_DESCRIPTION OF THE TASK:_
Update the listing below by replacing every "city-dot" with "city-marker" and leaving everything else unchanged.

_SUPPLIED MATERIAL:_

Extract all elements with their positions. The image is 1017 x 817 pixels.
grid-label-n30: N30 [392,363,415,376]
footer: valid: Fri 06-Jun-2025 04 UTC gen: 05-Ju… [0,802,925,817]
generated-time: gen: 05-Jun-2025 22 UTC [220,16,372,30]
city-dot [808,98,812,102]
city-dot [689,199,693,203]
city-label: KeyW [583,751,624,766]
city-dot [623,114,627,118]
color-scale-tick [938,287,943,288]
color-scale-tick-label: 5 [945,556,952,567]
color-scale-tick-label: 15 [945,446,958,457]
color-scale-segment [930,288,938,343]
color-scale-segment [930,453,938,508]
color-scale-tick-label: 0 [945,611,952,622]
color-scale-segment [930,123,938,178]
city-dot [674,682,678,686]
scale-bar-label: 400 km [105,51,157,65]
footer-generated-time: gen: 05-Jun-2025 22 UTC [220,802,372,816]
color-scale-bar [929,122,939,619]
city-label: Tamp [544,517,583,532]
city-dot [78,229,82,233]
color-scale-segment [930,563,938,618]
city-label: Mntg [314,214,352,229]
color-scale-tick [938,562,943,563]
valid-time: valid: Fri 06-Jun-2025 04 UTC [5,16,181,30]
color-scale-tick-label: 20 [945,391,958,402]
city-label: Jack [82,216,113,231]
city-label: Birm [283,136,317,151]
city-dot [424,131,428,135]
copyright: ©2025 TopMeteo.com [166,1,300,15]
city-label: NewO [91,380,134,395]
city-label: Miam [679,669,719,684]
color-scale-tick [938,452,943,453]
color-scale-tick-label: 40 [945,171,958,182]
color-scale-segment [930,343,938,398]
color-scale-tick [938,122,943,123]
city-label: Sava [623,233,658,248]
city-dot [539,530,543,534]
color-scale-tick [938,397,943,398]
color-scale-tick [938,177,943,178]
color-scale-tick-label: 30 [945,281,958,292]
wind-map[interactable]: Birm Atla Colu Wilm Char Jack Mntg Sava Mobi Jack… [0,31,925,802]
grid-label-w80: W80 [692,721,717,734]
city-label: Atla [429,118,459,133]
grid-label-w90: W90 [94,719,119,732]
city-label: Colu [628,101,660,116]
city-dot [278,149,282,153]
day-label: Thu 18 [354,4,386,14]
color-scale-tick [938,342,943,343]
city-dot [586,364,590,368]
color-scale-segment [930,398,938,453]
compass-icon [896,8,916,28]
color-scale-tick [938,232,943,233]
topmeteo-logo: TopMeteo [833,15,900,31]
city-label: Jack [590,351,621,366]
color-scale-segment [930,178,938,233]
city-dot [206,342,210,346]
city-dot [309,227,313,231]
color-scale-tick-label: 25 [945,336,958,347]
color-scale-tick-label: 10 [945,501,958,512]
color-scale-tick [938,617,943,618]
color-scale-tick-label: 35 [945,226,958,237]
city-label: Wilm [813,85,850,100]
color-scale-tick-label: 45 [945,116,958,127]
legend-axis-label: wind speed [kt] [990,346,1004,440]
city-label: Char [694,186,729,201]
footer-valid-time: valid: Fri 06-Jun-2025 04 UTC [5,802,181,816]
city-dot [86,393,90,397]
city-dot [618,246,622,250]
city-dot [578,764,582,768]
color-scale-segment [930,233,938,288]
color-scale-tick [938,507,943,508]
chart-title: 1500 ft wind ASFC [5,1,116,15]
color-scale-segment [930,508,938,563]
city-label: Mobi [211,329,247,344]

_SOLUTION TO THIS TASK:_
Extract all elements with their positions. The image is 1017 x 817 pixels.
grid-label-n30: N30 [392,363,415,376]
footer: valid: Fri 06-Jun-2025 04 UTC gen: 05-Ju… [0,802,925,817]
generated-time: gen: 05-Jun-2025 22 UTC [220,16,372,30]
city-marker [808,98,812,102]
city-marker [689,199,693,203]
city-label: KeyW [583,751,624,766]
city-marker [623,114,627,118]
color-scale-tick [938,287,943,288]
color-scale-tick-label: 5 [945,556,952,567]
color-scale-tick-label: 15 [945,446,958,457]
color-scale-segment [930,288,938,343]
color-scale-segment [930,453,938,508]
color-scale-tick-label: 0 [945,611,952,622]
color-scale-segment [930,123,938,178]
city-marker [674,682,678,686]
scale-bar-label: 400 km [105,51,157,65]
footer-generated-time: gen: 05-Jun-2025 22 UTC [220,802,372,816]
color-scale-bar [929,122,939,619]
city-label: Tamp [544,517,583,532]
city-marker [78,229,82,233]
color-scale-segment [930,563,938,618]
city-label: Mntg [314,214,352,229]
color-scale-tick [938,562,943,563]
valid-time: valid: Fri 06-Jun-2025 04 UTC [5,16,181,30]
color-scale-tick-label: 20 [945,391,958,402]
city-label: Jack [82,216,113,231]
city-label: Birm [283,136,317,151]
city-marker [424,131,428,135]
copyright: ©2025 TopMeteo.com [166,1,300,15]
city-label: NewO [91,380,134,395]
city-label: Miam [679,669,719,684]
color-scale-tick [938,452,943,453]
color-scale-tick-label: 40 [945,171,958,182]
color-scale-segment [930,343,938,398]
color-scale-tick [938,122,943,123]
city-label: Sava [623,233,658,248]
city-marker [539,530,543,534]
color-scale-tick [938,397,943,398]
color-scale-tick [938,177,943,178]
color-scale-tick-label: 30 [945,281,958,292]
wind-map[interactable]: Birm Atla Colu Wilm Char Jack Mntg Sava Mobi Jack… [0,31,925,802]
grid-label-w80: W80 [692,721,717,734]
city-label: Atla [429,118,459,133]
grid-label-w90: W90 [94,719,119,732]
city-label: Colu [628,101,660,116]
city-marker [278,149,282,153]
day-label: Thu 18 [354,4,386,14]
color-scale-tick [938,342,943,343]
city-marker [586,364,590,368]
color-scale-segment [930,398,938,453]
compass-icon [896,8,916,28]
color-scale-tick [938,232,943,233]
topmeteo-logo: TopMeteo [833,15,900,31]
city-label: Jack [590,351,621,366]
color-scale-segment [930,178,938,233]
city-marker [206,342,210,346]
city-marker [309,227,313,231]
color-scale-tick-label: 25 [945,336,958,347]
color-scale-tick-label: 10 [945,501,958,512]
color-scale-tick [938,617,943,618]
color-scale-tick-label: 35 [945,226,958,237]
city-label: Wilm [813,85,850,100]
color-scale-tick-label: 45 [945,116,958,127]
legend-axis-label: wind speed [kt] [990,346,1004,440]
city-label: Char [694,186,729,201]
footer-valid-time: valid: Fri 06-Jun-2025 04 UTC [5,802,181,816]
city-marker [86,393,90,397]
city-marker [618,246,622,250]
city-marker [578,764,582,768]
color-scale-segment [930,233,938,288]
color-scale-tick [938,507,943,508]
chart-title: 1500 ft wind ASFC [5,1,116,15]
color-scale-segment [930,508,938,563]
city-label: Mobi [211,329,247,344]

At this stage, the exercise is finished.